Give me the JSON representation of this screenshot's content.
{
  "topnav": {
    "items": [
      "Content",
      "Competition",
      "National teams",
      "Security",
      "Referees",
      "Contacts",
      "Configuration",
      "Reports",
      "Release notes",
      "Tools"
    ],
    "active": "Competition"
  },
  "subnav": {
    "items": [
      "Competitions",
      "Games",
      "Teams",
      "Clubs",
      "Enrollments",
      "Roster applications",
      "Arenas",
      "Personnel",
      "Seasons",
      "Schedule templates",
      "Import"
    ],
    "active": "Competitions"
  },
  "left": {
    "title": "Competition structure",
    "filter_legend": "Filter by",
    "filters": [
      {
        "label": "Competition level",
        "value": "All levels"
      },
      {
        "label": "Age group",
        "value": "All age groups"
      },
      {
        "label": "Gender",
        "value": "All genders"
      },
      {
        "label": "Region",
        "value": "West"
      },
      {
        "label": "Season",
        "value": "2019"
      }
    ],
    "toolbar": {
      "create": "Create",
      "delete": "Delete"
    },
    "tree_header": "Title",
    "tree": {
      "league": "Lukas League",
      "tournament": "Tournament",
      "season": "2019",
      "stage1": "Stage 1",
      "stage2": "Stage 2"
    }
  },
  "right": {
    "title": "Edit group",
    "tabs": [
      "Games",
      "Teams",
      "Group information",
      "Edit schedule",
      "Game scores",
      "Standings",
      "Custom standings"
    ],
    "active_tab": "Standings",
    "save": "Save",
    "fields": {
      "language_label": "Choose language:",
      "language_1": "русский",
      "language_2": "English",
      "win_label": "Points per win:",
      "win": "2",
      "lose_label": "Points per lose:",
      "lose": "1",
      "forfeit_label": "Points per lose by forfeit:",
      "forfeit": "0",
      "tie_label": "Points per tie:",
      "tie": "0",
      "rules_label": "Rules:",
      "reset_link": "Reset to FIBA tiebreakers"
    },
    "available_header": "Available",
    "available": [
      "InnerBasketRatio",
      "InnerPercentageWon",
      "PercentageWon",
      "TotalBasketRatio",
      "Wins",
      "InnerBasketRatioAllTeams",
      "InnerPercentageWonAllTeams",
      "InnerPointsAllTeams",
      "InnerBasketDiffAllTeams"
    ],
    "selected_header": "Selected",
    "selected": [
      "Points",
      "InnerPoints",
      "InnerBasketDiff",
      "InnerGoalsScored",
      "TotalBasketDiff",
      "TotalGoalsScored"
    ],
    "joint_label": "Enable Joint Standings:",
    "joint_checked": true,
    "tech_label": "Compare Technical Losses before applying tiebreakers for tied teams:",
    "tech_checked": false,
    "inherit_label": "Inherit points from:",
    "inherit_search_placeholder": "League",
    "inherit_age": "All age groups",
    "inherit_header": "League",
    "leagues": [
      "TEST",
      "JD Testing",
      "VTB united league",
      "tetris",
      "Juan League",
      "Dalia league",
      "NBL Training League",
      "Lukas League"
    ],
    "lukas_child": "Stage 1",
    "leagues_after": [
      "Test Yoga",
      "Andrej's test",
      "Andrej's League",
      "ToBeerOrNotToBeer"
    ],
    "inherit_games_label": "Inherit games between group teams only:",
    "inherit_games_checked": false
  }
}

•••

JOB | Go through the material and select each line with the string "Stage" in it.

TASK OUTPUT |
      "stage1": "Stage 1",
      "stage2": "Stage 2"
    "lukas_child": "Stage 1",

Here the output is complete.